Start Extracted text

According to the lawyers, the Spanish National Court has delivered five arrest warrants with identical offenses for the five - disobedience, rebellion, sedition and embezzlement of public funds - although it does not provide details of how they were committed or make any distinction between the five accused, although they held different responsibilities as members of the government.  One lawyer says that Spain does not specify what actions their clients carried out specifically for committing these crimes.

The lawyers, moreover, specifically reject that Puigdemont and the four ministers, sacked by an illegal application of article 155 of the Constitution that the Spanish government activated, could be charged with any criminal offense derived from the exercise of their public function related to the voting on 1 October. According to the Belgian press, lawyers will defend before the judge that political action, if it is an offense, is not a criminal offense, which is why extradition should be denied.  The attorneys say that criminal law has nothing to do with it. It has to do with acts related to constitutional or administrative law. The European arrest warrant is political and manifestly abusive, they say.

According to Belgian law, the Belgian judge may reject a European arrest warrant if it is shown that the interested parties will be tried for their political convictions in the country that claims them. But the defense strategy goes even further: lawyers will argue that the crimes of sedition and rebellion do not exist as such in the Criminal Code of Belgium. If the offenses for which they are charged are not classified as criminal offenses in both countries-, the European arrest warrant can be rejected for that reason.

Lawyer and Belgian law expert Denis Bosquet assures that, unlike Spain, the Belgian justice system "is absolutely independent" of the political branch. "The first difference between Spain and Belgium is that Spanish justice has put the ministers who remained there to appear in the Spanish court in jail. And they are not bandits. They are people who, by virtue of a political mandate, have organized a referendum ". The Belgian lawyer claims to be "surprised" because the Spanish government and the king "have expressed themselves so freely and critically" about everything that has to do with the 1 October referendum vote and its judicialization. "I was very shocked to see Philip VI's speech because he talked about irresponsible behavior of politicians. If the Belgian king made such a comment, he would have a very serious problem. In addition, in Belgium such intervention of the justice system would be inconceivable in the face of a political problem."

End Extracted text
Start Materials provided

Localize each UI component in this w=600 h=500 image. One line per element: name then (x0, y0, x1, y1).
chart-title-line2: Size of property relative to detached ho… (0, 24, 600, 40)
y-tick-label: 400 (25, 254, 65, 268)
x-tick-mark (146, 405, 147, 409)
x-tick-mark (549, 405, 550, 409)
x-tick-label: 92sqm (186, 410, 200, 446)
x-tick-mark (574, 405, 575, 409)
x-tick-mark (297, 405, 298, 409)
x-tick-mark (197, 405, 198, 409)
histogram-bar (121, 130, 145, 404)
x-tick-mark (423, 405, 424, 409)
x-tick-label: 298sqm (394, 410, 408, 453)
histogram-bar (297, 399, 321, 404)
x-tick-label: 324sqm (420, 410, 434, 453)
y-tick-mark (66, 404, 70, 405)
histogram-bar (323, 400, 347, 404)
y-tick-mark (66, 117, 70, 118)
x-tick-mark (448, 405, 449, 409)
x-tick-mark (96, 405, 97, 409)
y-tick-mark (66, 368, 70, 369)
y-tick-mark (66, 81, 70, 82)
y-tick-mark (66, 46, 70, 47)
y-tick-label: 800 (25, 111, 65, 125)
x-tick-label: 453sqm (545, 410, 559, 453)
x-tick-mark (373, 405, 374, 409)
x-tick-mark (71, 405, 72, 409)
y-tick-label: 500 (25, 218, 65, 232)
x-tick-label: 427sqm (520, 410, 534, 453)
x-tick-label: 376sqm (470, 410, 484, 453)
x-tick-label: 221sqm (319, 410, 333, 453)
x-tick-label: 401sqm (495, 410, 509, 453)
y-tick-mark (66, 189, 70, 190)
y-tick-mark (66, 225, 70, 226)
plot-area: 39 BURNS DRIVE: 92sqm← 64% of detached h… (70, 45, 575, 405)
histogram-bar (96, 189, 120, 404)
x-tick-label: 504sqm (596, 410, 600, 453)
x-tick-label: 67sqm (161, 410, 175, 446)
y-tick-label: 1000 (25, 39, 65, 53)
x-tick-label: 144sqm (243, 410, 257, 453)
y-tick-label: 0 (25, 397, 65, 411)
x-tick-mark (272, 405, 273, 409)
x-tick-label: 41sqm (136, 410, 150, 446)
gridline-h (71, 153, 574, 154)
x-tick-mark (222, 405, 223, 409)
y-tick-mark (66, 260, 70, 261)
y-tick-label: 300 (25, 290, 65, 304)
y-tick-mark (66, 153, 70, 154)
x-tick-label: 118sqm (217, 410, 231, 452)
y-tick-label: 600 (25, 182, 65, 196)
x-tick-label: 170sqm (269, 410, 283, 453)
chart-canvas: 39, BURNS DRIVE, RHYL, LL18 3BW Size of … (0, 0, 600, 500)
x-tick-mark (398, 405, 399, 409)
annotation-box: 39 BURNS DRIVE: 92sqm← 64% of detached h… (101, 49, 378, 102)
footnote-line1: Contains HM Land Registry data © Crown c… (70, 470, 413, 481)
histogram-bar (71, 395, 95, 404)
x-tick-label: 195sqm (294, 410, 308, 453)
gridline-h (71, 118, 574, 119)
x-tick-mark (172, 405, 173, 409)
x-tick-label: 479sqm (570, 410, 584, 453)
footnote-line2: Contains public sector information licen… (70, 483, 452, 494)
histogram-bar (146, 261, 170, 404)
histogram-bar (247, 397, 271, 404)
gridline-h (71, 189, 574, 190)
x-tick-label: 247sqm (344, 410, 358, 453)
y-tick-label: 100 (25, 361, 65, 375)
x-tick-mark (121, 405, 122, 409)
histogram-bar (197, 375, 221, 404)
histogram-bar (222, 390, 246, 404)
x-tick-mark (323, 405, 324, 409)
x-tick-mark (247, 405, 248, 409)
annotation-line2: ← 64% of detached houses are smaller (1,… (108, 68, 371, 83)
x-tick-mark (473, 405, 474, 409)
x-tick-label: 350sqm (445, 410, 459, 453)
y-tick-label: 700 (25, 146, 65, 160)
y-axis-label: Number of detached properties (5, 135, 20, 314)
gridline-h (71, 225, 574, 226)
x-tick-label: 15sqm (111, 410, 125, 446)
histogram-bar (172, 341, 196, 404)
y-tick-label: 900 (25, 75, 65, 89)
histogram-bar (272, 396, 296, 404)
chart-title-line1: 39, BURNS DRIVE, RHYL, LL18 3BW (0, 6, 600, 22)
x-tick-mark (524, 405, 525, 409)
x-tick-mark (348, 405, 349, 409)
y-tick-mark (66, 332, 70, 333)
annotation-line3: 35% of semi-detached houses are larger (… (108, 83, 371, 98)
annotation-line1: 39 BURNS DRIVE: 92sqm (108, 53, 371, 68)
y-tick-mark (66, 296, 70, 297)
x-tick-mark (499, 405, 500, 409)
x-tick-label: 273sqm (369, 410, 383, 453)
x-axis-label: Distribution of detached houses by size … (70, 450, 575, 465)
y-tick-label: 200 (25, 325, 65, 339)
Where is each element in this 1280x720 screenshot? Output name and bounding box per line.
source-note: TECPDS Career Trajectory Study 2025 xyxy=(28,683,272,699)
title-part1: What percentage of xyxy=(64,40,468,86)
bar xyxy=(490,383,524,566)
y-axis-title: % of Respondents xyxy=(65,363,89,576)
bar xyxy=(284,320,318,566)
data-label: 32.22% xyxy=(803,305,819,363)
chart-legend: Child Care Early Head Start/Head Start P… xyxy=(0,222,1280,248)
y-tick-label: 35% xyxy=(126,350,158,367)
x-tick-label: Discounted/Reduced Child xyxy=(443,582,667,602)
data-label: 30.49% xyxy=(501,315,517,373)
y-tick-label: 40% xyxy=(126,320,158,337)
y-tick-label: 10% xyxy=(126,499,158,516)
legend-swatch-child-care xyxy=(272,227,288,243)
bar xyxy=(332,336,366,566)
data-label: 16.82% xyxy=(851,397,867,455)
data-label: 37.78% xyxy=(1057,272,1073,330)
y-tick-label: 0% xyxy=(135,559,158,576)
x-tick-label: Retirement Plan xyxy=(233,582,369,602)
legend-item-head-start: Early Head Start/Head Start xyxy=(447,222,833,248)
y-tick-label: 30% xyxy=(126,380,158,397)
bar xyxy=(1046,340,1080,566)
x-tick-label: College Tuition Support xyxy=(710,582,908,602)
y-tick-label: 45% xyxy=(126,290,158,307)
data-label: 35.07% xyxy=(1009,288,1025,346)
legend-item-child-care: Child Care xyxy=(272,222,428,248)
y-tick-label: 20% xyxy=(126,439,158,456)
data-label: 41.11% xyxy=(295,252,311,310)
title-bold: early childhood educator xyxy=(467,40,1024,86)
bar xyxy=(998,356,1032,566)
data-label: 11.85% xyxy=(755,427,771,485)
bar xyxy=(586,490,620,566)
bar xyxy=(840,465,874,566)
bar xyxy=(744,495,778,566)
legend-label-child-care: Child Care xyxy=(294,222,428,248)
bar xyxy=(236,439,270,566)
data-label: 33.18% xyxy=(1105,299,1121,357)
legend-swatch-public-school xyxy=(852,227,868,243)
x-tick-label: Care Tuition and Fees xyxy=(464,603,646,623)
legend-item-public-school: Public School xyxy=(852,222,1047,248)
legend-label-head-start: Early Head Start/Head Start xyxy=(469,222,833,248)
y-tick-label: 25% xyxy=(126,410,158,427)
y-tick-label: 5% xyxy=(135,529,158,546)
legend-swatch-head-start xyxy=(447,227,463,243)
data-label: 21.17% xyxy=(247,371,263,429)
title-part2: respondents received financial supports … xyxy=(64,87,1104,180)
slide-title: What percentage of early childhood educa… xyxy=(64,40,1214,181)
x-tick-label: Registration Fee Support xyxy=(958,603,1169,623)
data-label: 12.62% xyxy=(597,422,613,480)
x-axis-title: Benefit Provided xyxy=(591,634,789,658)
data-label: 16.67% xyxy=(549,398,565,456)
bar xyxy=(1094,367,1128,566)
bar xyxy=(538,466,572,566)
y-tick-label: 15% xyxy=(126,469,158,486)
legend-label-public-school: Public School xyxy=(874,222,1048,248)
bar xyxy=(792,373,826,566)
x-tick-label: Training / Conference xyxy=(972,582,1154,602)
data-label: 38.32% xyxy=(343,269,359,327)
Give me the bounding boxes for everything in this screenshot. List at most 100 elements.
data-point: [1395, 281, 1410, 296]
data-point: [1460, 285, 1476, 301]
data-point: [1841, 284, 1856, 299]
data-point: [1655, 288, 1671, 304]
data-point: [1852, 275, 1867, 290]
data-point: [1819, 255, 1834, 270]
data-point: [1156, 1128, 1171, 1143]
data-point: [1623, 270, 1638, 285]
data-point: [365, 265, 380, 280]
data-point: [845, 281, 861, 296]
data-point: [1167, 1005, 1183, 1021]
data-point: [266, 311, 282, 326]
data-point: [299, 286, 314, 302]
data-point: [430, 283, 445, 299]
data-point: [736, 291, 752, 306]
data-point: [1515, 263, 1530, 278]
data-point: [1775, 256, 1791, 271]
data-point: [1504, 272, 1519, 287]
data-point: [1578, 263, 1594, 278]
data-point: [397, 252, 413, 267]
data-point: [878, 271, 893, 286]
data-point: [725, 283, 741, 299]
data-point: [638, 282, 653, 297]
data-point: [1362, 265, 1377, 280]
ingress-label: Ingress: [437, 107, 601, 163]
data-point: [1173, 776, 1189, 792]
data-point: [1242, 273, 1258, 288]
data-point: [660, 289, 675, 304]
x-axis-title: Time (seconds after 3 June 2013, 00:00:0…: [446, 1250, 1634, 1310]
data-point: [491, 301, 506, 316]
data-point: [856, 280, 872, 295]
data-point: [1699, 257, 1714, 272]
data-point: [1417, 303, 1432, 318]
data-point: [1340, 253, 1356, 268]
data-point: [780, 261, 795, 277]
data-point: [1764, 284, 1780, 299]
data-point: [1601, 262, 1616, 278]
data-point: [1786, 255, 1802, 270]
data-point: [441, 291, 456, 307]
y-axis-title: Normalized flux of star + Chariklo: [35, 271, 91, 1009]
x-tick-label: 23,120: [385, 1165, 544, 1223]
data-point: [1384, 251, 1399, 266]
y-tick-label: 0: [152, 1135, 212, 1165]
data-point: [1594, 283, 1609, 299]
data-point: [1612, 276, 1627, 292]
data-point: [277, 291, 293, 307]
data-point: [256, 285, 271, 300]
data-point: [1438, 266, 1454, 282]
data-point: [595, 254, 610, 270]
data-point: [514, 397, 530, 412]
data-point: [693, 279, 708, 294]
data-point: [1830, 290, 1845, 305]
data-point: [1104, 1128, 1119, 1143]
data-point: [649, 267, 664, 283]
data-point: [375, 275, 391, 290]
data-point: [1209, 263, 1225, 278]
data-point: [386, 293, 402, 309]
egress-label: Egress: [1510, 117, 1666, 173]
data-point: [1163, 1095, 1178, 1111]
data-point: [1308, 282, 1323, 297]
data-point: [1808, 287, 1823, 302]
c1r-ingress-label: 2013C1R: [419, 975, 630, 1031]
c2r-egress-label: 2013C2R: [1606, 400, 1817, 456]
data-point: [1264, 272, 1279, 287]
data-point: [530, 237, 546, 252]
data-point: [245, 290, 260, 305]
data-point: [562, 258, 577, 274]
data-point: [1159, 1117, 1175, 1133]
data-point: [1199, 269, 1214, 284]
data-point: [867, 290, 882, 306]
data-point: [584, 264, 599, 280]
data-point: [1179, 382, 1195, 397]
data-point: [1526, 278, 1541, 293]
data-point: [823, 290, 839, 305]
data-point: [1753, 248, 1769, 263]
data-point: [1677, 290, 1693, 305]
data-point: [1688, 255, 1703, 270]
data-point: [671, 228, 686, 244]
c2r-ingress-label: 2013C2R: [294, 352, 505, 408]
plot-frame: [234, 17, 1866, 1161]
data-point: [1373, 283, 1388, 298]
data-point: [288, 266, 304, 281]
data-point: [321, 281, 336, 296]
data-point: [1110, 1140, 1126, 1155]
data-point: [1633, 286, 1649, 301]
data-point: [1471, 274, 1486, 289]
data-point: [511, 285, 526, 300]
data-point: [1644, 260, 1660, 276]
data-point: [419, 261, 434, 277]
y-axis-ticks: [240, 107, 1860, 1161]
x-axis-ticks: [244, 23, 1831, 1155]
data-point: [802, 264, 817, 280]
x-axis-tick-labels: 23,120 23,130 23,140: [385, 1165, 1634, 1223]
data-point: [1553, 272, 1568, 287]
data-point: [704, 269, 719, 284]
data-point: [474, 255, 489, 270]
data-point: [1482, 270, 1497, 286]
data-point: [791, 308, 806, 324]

End Materials provided

## Given instruction A
According to the text on the European arrest warrants, which two crimes will the lawyers argue do not exist as such in Belgium's Criminal Code?
## Given instruction B
Report each line of the records that contains the string "detached". Case counts.

## Correct output A
Sedition and rebellion.

## Correct output B
chart-title-line2: Size of property relative to detached ho… (0, 24, 600, 40)
plot-area: 39 BURNS DRIVE: 92sqm← 64% of detached h… (70, 45, 575, 405)
annotation-box: 39 BURNS DRIVE: 92sqm← 64% of detached h… (101, 49, 378, 102)
annotation-line2: ← 64% of detached houses are smaller (1,… (108, 68, 371, 83)
y-axis-label: Number of detached properties (5, 135, 20, 314)
annotation-line3: 35% of semi-detached houses are larger (… (108, 83, 371, 98)
x-axis-label: Distribution of detached houses by size … (70, 450, 575, 465)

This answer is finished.